**Énoncé 1:**
Recopiez telles quelles toutes les lignes du listing, depuis celle qui contient « 113, 1607, 154] » jusqu'à celle qui contient « youtube-icon: [606, 708, 631, 726] », ces deux lignes comprises.

**Extrait:**
┌──

Le 13 août, la Reine mandait à madame de Polignac :

« Je vois que vous m’aimez toujours. J’en ai grand besoin, car je suis bien triste et affligée. Depuis quelques jours, les affaires paroissent prendre une meilleure tournure ; mais on ne peu se flatter de rien, les méchants ont un si grand intérêt, et tous les moyens de retourner et empêcher les choses les plus justes ; mais le nombre des mauvais esprits est diminué, ou au moins tous les bons se réunissent ensemble, de toutes les classes et de tous les ordres : c’est ce qui peut arriver de plus heureux… Je ne vous dis point d’autre nouvelle, parce qu’en vérité quand on est au point ou nous en sommes et surtout aussi éloigniez l’une de l’autre, le moindre mot peut ou trop inquietter ou trop rassurer ; mais comptez toujours que les adversités n’ont pas diminué ma force et mon courage[9]. »

Un autre jour la reine écrit à son amie : « Ma santé se soutient encore, mais mon âme est accablée de peine, de chagrins et d’inquiétudes ; tous les jours j’apprends de nouveaux malheurs ; un des plus grands pour moi est d’être séparée de tous mes amis ; je ne rencontre plus des cœurs qui m’entendent. » La reine mande encore à madame de Polignac : « Toutes vos lettres à M. de… me font grand plaisir, je vois au moins de votre écriture ; je lis que vous m’aimez, cela me fait du bien[10]. »

└──

**Énoncé 2:**
D'après l'extrait, de quoi l'âme de la reine est-elle accablée ? Énumérez tout ce qu'elle nomme.

(Annotations de coordonnées)
┌──

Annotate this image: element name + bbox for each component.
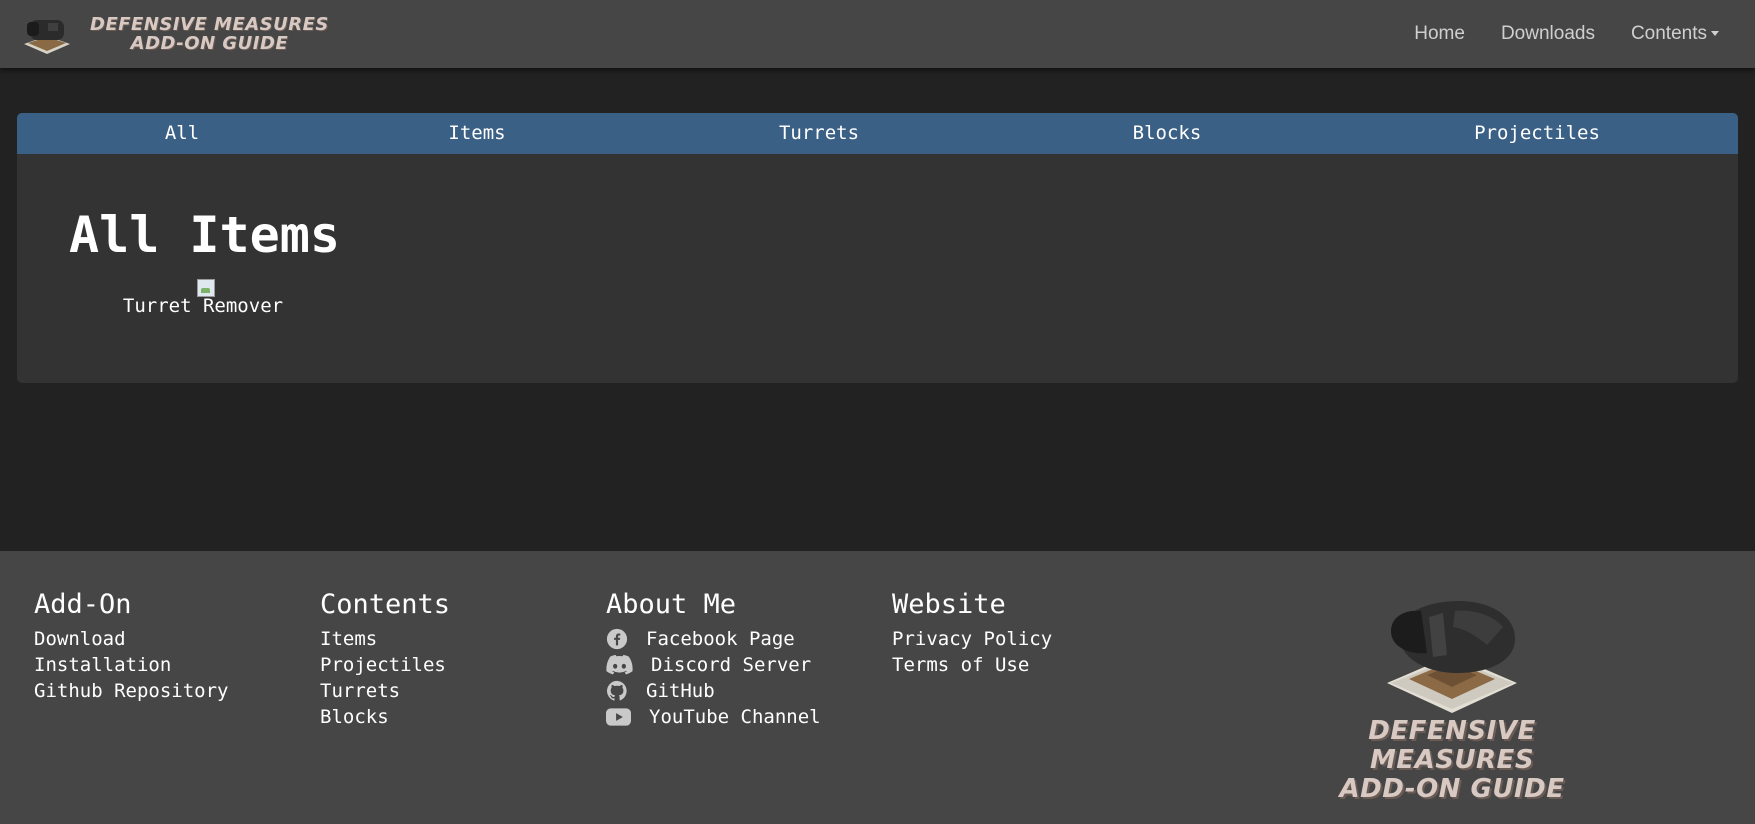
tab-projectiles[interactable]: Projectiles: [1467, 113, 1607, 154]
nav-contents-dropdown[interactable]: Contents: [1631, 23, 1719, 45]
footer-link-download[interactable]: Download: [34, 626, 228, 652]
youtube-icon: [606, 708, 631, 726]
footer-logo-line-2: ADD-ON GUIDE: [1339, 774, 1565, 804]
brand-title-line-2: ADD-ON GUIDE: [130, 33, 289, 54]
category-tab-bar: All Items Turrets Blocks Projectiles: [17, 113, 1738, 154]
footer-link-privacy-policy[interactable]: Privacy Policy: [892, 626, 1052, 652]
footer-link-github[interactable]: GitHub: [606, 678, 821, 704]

└──

**Corrigé 1:**
tab-projectiles[interactable]: Projectiles: [1467, 113, 1607, 154]
nav-contents-dropdown[interactable]: Contents: [1631, 23, 1719, 45]
footer-link-download[interactable]: Download: [34, 626, 228, 652]
youtube-icon: [606, 708, 631, 726]

**Corrigé 2:**
De peine, de chagrins et d'inquiétudes.